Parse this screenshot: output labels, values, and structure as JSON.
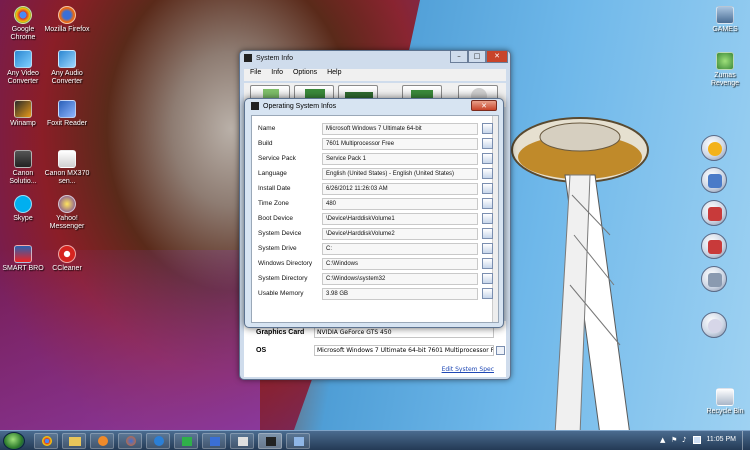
{
  "desktop_icons": [
    {
      "label": "Google Chrome",
      "color": "#d8322c"
    },
    {
      "label": "Mozilla Firefox",
      "color": "#e86a17"
    },
    {
      "label": "Any Video Converter",
      "color": "#2b86d1"
    },
    {
      "label": "Any Audio Converter",
      "color": "#2b86d1"
    },
    {
      "label": "Winamp",
      "color": "#e89b1a"
    },
    {
      "label": "Foxit Reader",
      "color": "#2a5fb8"
    },
    {
      "label": "Canon Solutio...",
      "color": "#333333"
    },
    {
      "label": "Canon MX370 sen...",
      "color": "#ffffff"
    },
    {
      "label": "Skype",
      "color": "#00aff0"
    },
    {
      "label": "Yahoo! Messenger",
      "color": "#6b3fa0"
    },
    {
      "label": "SMART BRO",
      "color": "#2b62b0"
    },
    {
      "label": "CCleaner",
      "color": "#d6241f"
    },
    {
      "label": "GAMES",
      "color": "#7aa0c8"
    },
    {
      "label": "Zumas Revenge",
      "color": "#3d8a3a"
    },
    {
      "label": "Recycle Bin",
      "color": "#cfd8e6"
    }
  ],
  "sysinfo": {
    "title": "System Info",
    "minimize": "–",
    "maximize": "□",
    "close": "✕",
    "menu": [
      "File",
      "Info",
      "Options",
      "Help"
    ],
    "graphics_label": "Graphics Card",
    "graphics_value": "NVIDIA GeForce GTS 450",
    "os_label": "OS",
    "os_value": "Microsoft Windows 7 Ultimate  64-bit 7601 Multiprocessor F",
    "edit_link": "Edit System Spec"
  },
  "osdialog": {
    "title": "Operating System Infos",
    "close": "✕",
    "rows": [
      {
        "label": "Name",
        "value": "Microsoft Windows 7 Ultimate  64-bit"
      },
      {
        "label": "Build",
        "value": "7601 Multiprocessor Free"
      },
      {
        "label": "Service Pack",
        "value": "Service Pack 1"
      },
      {
        "label": "Language",
        "value": "English (United States) - English (United States)"
      },
      {
        "label": "Install Date",
        "value": "6/26/2012 11:26:03 AM"
      },
      {
        "label": "Time Zone",
        "value": "480"
      },
      {
        "label": "Boot Device",
        "value": "\\Device\\HarddiskVolume1"
      },
      {
        "label": "System Device",
        "value": "\\Device\\HarddiskVolume2"
      },
      {
        "label": "System Drive",
        "value": "C:"
      },
      {
        "label": "Windows Directory",
        "value": "C:\\Windows"
      },
      {
        "label": "System Directory",
        "value": "C:\\Windows\\system32"
      },
      {
        "label": "Usable Memory",
        "value": "3.98 GB"
      }
    ]
  },
  "taskbar": {
    "clock": "11:05 PM",
    "tray_arrow": "▲",
    "tray_flag": "⚑",
    "tray_speaker": "♪"
  }
}
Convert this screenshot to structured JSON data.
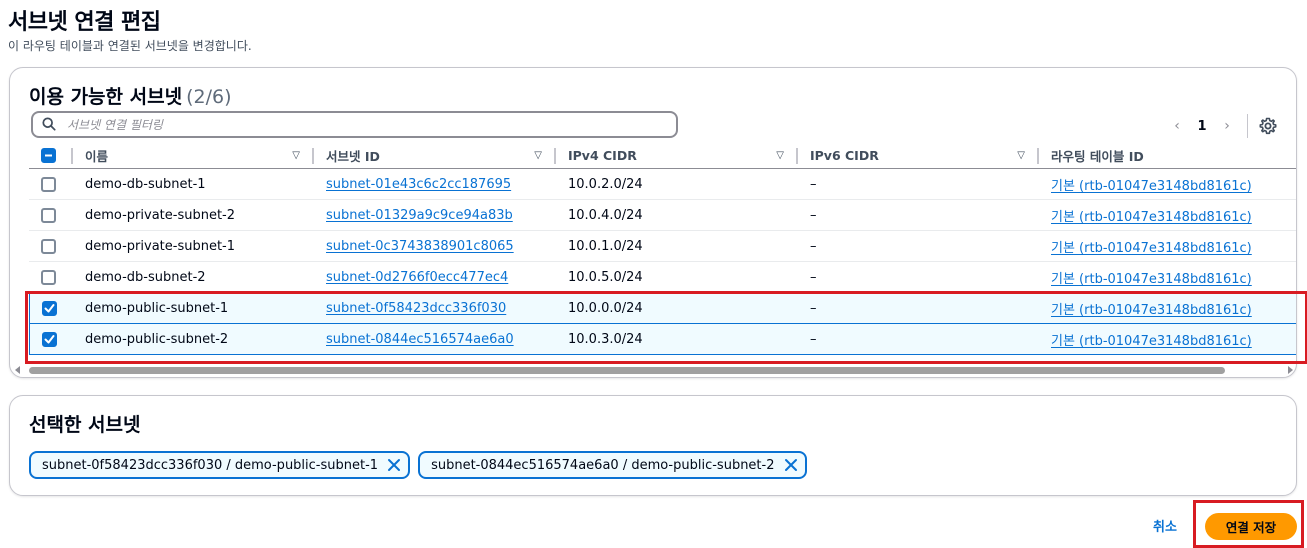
{
  "page": {
    "title": "서브넷 연결 편집",
    "description": "이 라우팅 테이블과 연결된 서브넷을 변경합니다."
  },
  "available": {
    "title": "이용 가능한 서브넷",
    "count": "(2/6)",
    "filter_placeholder": "서브넷 연결 필터링",
    "page_number": "1",
    "columns": [
      "이름",
      "서브넷 ID",
      "IPv4 CIDR",
      "IPv6 CIDR",
      "라우팅 테이블 ID"
    ],
    "rows": [
      {
        "name": "demo-db-subnet-1",
        "subnet_id": "subnet-01e43c6c2cc187695",
        "ipv4": "10.0.2.0/24",
        "ipv6": "–",
        "route_table": "기본 (rtb-01047e3148bd8161c)",
        "checked": false
      },
      {
        "name": "demo-private-subnet-2",
        "subnet_id": "subnet-01329a9c9ce94a83b",
        "ipv4": "10.0.4.0/24",
        "ipv6": "–",
        "route_table": "기본 (rtb-01047e3148bd8161c)",
        "checked": false
      },
      {
        "name": "demo-private-subnet-1",
        "subnet_id": "subnet-0c3743838901c8065",
        "ipv4": "10.0.1.0/24",
        "ipv6": "–",
        "route_table": "기본 (rtb-01047e3148bd8161c)",
        "checked": false
      },
      {
        "name": "demo-db-subnet-2",
        "subnet_id": "subnet-0d2766f0ecc477ec4",
        "ipv4": "10.0.5.0/24",
        "ipv6": "–",
        "route_table": "기본 (rtb-01047e3148bd8161c)",
        "checked": false
      },
      {
        "name": "demo-public-subnet-1",
        "subnet_id": "subnet-0f58423dcc336f030",
        "ipv4": "10.0.0.0/24",
        "ipv6": "–",
        "route_table": "기본 (rtb-01047e3148bd8161c)",
        "checked": true
      },
      {
        "name": "demo-public-subnet-2",
        "subnet_id": "subnet-0844ec516574ae6a0",
        "ipv4": "10.0.3.0/24",
        "ipv6": "–",
        "route_table": "기본 (rtb-01047e3148bd8161c)",
        "checked": true
      }
    ]
  },
  "selected": {
    "title": "선택한 서브넷",
    "tokens": [
      "subnet-0f58423dcc336f030 / demo-public-subnet-1",
      "subnet-0844ec516574ae6a0 / demo-public-subnet-2"
    ]
  },
  "actions": {
    "cancel": "취소",
    "save": "연결 저장"
  },
  "colors": {
    "accent": "#0972d3",
    "primary_button": "#ff9900",
    "highlight": "#d81b22"
  }
}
====
■ Direction ■
Each line above that includes "Service" counts once; state the total and nothing more.

■ Correct output ■
2